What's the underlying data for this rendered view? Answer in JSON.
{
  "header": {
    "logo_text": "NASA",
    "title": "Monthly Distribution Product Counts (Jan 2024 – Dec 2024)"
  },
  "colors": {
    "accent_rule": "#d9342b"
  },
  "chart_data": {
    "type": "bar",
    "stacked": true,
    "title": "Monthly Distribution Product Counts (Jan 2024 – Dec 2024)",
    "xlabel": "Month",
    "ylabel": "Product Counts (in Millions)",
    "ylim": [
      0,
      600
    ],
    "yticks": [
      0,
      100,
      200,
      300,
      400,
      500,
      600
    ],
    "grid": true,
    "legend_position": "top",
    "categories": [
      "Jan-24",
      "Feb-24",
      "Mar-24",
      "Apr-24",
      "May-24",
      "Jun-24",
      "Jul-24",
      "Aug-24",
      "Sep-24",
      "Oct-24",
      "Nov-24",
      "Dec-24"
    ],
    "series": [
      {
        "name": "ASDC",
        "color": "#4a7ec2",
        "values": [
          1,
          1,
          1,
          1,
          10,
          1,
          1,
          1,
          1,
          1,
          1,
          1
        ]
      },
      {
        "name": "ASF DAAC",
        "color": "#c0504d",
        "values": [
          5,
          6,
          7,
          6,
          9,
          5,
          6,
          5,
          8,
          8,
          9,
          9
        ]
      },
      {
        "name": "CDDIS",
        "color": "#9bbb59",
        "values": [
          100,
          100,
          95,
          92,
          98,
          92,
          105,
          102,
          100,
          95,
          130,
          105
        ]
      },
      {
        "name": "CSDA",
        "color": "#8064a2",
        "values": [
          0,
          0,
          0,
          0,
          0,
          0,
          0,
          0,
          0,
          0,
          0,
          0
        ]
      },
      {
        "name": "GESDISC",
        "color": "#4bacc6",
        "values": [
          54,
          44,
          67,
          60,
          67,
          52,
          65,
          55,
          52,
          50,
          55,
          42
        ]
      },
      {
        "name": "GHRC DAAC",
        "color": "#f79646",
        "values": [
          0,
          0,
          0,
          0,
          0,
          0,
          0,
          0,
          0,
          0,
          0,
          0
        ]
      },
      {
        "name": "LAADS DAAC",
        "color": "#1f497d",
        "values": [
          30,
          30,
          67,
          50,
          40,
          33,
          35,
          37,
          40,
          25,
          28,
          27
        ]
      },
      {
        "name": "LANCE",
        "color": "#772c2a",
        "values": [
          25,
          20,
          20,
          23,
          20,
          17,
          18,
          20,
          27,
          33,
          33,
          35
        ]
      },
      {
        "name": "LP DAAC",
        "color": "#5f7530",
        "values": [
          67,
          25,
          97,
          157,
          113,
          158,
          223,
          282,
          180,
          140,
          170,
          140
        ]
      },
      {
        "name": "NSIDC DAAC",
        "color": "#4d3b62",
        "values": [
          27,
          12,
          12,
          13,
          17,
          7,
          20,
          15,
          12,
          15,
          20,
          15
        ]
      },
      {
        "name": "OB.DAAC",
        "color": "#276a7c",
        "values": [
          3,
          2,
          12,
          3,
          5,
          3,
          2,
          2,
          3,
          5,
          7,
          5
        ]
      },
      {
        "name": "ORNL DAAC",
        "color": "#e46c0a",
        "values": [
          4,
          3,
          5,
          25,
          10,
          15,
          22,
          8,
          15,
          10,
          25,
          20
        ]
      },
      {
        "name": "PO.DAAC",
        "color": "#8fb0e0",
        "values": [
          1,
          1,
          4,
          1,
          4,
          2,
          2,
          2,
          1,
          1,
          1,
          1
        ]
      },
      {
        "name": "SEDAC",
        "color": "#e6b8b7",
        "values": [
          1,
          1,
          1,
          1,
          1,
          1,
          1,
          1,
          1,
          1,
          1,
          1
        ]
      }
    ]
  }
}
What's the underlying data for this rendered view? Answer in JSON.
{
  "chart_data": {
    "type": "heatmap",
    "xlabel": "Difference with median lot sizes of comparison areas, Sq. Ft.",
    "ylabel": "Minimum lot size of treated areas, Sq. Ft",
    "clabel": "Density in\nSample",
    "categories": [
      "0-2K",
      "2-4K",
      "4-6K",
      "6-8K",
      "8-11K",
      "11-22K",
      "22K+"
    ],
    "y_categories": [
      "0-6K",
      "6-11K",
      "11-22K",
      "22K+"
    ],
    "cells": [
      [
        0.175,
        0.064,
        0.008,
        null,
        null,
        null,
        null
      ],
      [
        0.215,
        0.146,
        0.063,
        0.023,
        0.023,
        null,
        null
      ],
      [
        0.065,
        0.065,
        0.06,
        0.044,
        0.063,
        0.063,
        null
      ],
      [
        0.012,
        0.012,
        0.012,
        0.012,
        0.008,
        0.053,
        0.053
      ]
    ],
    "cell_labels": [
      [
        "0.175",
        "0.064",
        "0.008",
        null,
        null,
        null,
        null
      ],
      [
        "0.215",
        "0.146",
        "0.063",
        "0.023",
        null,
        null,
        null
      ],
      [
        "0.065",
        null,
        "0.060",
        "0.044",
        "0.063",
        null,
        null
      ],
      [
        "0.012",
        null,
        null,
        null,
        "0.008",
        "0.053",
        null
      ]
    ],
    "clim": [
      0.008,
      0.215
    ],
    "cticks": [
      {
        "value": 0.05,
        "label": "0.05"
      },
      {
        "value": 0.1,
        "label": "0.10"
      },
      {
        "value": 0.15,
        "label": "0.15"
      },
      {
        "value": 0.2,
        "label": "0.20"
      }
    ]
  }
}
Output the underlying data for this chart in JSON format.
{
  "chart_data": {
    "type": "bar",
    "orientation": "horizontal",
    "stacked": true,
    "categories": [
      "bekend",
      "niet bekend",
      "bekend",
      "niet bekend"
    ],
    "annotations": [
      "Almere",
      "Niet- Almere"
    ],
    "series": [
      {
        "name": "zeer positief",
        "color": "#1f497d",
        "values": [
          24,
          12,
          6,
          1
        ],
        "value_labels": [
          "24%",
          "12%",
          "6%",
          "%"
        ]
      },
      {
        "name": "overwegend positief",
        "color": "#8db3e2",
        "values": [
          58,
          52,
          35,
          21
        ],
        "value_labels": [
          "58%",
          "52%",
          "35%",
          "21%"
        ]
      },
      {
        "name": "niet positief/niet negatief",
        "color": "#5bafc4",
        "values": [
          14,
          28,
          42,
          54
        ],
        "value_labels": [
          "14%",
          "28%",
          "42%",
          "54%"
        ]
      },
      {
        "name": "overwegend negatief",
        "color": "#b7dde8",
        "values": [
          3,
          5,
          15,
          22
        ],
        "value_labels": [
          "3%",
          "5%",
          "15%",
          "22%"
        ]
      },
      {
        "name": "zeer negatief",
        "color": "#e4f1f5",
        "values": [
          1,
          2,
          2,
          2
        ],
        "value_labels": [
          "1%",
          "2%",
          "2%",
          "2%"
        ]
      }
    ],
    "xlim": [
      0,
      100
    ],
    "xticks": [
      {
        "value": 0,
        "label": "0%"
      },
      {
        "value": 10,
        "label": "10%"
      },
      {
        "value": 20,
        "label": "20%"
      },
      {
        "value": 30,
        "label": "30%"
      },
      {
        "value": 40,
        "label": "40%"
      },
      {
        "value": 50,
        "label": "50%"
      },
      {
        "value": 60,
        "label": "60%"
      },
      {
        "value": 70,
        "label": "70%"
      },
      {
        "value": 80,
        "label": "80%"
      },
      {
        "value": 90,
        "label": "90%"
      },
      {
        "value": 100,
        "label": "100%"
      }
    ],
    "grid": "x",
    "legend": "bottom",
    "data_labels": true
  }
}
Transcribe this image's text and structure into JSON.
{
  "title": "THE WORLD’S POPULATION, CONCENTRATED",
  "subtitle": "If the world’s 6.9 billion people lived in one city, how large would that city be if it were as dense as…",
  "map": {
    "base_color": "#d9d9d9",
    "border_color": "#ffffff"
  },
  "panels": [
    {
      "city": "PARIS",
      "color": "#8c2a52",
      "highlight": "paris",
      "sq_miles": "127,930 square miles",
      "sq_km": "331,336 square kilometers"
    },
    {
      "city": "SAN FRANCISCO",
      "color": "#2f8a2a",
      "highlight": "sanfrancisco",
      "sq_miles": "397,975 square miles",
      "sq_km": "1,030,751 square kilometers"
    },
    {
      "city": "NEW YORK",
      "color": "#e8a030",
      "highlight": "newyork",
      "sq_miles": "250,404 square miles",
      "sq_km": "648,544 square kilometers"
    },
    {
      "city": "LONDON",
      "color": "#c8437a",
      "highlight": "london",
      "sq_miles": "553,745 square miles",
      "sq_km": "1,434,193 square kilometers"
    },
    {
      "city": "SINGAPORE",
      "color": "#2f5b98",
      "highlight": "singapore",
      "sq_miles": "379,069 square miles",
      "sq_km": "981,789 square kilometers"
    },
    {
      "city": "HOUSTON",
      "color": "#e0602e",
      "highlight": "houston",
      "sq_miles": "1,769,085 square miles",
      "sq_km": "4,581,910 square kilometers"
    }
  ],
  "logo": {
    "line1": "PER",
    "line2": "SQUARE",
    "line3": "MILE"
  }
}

> **PROMPT**:
In the entries above, find every line holding the word "Counts" and copy it out.

> **OUTPUT OF THE TASK**:
    "title": "Monthly Distribution Product Counts (Jan 2024 – Dec 2024)"
    "title": "Monthly Distribution Product Counts (Jan 2024 – Dec 2024)",
    "ylabel": "Product Counts (in Millions)",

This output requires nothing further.